Stated goal =>
Copy out every record below with complete accuracy.

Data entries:
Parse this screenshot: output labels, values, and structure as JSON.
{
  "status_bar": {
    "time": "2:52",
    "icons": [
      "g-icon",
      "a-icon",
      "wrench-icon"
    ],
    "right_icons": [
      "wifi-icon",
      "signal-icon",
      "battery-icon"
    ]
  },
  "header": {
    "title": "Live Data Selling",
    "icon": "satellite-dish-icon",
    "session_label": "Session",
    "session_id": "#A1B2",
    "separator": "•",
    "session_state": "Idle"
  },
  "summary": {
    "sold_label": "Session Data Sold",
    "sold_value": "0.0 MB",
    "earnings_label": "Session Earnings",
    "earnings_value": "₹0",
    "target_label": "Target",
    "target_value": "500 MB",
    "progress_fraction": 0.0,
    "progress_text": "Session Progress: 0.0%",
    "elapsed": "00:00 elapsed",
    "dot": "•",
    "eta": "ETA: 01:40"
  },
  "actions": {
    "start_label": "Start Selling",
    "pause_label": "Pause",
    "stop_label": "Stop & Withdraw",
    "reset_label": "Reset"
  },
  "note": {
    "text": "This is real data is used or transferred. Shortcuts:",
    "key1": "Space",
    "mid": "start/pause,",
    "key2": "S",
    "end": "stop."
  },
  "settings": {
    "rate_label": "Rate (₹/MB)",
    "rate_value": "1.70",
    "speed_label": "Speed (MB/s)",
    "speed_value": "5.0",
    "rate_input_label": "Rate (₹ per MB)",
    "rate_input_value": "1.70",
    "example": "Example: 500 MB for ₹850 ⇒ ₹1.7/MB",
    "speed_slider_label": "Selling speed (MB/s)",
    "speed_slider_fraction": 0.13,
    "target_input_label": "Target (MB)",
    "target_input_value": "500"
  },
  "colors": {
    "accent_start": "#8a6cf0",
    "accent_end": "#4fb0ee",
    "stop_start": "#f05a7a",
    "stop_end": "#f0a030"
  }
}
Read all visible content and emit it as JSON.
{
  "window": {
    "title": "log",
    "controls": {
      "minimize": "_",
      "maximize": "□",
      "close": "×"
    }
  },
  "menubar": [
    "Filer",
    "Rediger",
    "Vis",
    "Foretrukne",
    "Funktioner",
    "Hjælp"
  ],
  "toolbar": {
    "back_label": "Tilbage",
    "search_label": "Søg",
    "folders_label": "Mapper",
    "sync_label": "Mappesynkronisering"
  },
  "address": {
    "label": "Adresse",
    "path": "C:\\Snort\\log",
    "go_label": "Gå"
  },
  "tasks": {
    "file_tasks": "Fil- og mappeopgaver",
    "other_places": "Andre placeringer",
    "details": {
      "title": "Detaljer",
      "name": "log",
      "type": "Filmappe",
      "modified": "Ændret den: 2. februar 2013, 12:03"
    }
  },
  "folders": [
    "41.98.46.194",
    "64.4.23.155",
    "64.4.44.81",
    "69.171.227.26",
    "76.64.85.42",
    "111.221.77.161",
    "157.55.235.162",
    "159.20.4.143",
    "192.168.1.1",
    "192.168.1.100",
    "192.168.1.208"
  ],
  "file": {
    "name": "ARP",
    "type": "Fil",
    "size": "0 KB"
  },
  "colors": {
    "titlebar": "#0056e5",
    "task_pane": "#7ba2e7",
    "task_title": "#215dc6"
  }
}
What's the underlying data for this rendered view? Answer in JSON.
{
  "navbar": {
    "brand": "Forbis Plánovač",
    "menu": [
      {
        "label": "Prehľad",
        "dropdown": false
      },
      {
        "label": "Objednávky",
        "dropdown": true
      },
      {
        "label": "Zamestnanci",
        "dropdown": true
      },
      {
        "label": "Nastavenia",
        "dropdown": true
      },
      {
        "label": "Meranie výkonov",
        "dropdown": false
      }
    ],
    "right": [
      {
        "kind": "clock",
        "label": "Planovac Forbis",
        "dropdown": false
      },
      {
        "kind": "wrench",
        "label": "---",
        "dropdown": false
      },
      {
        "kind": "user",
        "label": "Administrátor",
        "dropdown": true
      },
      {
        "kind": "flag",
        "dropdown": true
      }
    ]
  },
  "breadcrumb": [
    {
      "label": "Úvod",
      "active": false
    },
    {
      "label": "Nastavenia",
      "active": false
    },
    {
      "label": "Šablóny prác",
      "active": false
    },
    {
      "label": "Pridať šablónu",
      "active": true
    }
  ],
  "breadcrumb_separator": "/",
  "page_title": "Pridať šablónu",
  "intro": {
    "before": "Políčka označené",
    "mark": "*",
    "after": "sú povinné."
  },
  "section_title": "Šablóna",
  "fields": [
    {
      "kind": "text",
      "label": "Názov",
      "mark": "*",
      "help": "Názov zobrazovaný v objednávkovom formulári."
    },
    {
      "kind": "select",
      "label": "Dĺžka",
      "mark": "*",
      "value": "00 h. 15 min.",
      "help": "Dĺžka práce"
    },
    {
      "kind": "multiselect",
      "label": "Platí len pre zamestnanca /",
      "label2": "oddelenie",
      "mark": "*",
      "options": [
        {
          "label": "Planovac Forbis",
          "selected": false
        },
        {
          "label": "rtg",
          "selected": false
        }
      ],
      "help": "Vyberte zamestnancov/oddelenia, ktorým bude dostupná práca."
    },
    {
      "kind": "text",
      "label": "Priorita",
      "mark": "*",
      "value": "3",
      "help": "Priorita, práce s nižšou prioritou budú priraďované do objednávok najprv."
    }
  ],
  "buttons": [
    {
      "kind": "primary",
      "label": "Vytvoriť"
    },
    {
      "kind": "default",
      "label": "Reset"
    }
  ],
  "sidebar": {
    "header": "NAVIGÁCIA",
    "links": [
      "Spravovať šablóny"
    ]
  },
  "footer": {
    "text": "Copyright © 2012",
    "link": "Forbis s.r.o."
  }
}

Expected output =>
Parse this screenshot: output labels, values, and structure as JSON.
{
  "status_bar": {
    "time": "2:52",
    "icons": [
      "g-icon",
      "a-icon",
      "wrench-icon"
    ],
    "right_icons": [
      "wifi-icon",
      "signal-icon",
      "battery-icon"
    ]
  },
  "header": {
    "title": "Live Data Selling",
    "icon": "satellite-dish-icon",
    "session_label": "Session",
    "session_id": "#A1B2",
    "separator": "•",
    "session_state": "Idle"
  },
  "summary": {
    "sold_label": "Session Data Sold",
    "sold_value": "0.0 MB",
    "earnings_label": "Session Earnings",
    "earnings_value": "₹0",
    "target_label": "Target",
    "target_value": "500 MB",
    "progress_fraction": 0.0,
    "progress_text": "Session Progress: 0.0%",
    "elapsed": "00:00 elapsed",
    "dot": "•",
    "eta": "ETA: 01:40"
  },
  "actions": {
    "start_label": "Start Selling",
    "pause_label": "Pause",
    "stop_label": "Stop & Withdraw",
    "reset_label": "Reset"
  },
  "note": {
    "text": "This is real data is used or transferred. Shortcuts:",
    "key1": "Space",
    "mid": "start/pause,",
    "key2": "S",
    "end": "stop."
  },
  "settings": {
    "rate_label": "Rate (₹/MB)",
    "rate_value": "1.70",
    "speed_label": "Speed (MB/s)",
    "speed_value": "5.0",
    "rate_input_label": "Rate (₹ per MB)",
    "rate_input_value": "1.70",
    "example": "Example: 500 MB for ₹850 ⇒ ₹1.7/MB",
    "speed_slider_label": "Selling speed (MB/s)",
    "speed_slider_fraction": 0.13,
    "target_input_label": "Target (MB)",
    "target_input_value": "500"
  },
  "colors": {
    "accent_start": "#8a6cf0",
    "accent_end": "#4fb0ee",
    "stop_start": "#f05a7a",
    "stop_end": "#f0a030"
  }
}
Read all visible content and emit it as JSON.
{
  "window": {
    "title": "log",
    "controls": {
      "minimize": "_",
      "maximize": "□",
      "close": "×"
    }
  },
  "menubar": [
    "Filer",
    "Rediger",
    "Vis",
    "Foretrukne",
    "Funktioner",
    "Hjælp"
  ],
  "toolbar": {
    "back_label": "Tilbage",
    "search_label": "Søg",
    "folders_label": "Mapper",
    "sync_label": "Mappesynkronisering"
  },
  "address": {
    "label": "Adresse",
    "path": "C:\\Snort\\log",
    "go_label": "Gå"
  },
  "tasks": {
    "file_tasks": "Fil- og mappeopgaver",
    "other_places": "Andre placeringer",
    "details": {
      "title": "Detaljer",
      "name": "log",
      "type": "Filmappe",
      "modified": "Ændret den: 2. februar 2013, 12:03"
    }
  },
  "folders": [
    "41.98.46.194",
    "64.4.23.155",
    "64.4.44.81",
    "69.171.227.26",
    "76.64.85.42",
    "111.221.77.161",
    "157.55.235.162",
    "159.20.4.143",
    "192.168.1.1",
    "192.168.1.100",
    "192.168.1.208"
  ],
  "file": {
    "name": "ARP",
    "type": "Fil",
    "size": "0 KB"
  },
  "colors": {
    "titlebar": "#0056e5",
    "task_pane": "#7ba2e7",
    "task_title": "#215dc6"
  }
}
What's the underlying data for this rendered view? Answer in JSON.
{
  "navbar": {
    "brand": "Forbis Plánovač",
    "menu": [
      {
        "label": "Prehľad",
        "dropdown": false
      },
      {
        "label": "Objednávky",
        "dropdown": true
      },
      {
        "label": "Zamestnanci",
        "dropdown": true
      },
      {
        "label": "Nastavenia",
        "dropdown": true
      },
      {
        "label": "Meranie výkonov",
        "dropdown": false
      }
    ],
    "right": [
      {
        "kind": "clock",
        "label": "Planovac Forbis",
        "dropdown": false
      },
      {
        "kind": "wrench",
        "label": "---",
        "dropdown": false
      },
      {
        "kind": "user",
        "label": "Administrátor",
        "dropdown": true
      },
      {
        "kind": "flag",
        "dropdown": true
      }
    ]
  },
  "breadcrumb": [
    {
      "label": "Úvod",
      "active": false
    },
    {
      "label": "Nastavenia",
      "active": false
    },
    {
      "label": "Šablóny prác",
      "active": false
    },
    {
      "label": "Pridať šablónu",
      "active": true
    }
  ],
  "breadcrumb_separator": "/",
  "page_title": "Pridať šablónu",
  "intro": {
    "before": "Políčka označené",
    "mark": "*",
    "after": "sú povinné."
  },
  "section_title": "Šablóna",
  "fields": [
    {
      "kind": "text",
      "label": "Názov",
      "mark": "*",
      "help": "Názov zobrazovaný v objednávkovom formulári."
    },
    {
      "kind": "select",
      "label": "Dĺžka",
      "mark": "*",
      "value": "00 h. 15 min.",
      "help": "Dĺžka práce"
    },
    {
      "kind": "multiselect",
      "label": "Platí len pre zamestnanca /",
      "label2": "oddelenie",
      "mark": "*",
      "options": [
        {
          "label": "Planovac Forbis",
          "selected": false
        },
        {
          "label": "rtg",
          "selected": false
        }
      ],
      "help": "Vyberte zamestnancov/oddelenia, ktorým bude dostupná práca."
    },
    {
      "kind": "text",
      "label": "Priorita",
      "mark": "*",
      "value": "3",
      "help": "Priorita, práce s nižšou prioritou budú priraďované do objednávok najprv."
    }
  ],
  "buttons": [
    {
      "kind": "primary",
      "label": "Vytvoriť"
    },
    {
      "kind": "default",
      "label": "Reset"
    }
  ],
  "sidebar": {
    "header": "NAVIGÁCIA",
    "links": [
      "Spravovať šablóny"
    ]
  },
  "footer": {
    "text": "Copyright © 2012",
    "link": "Forbis s.r.o."
  }
}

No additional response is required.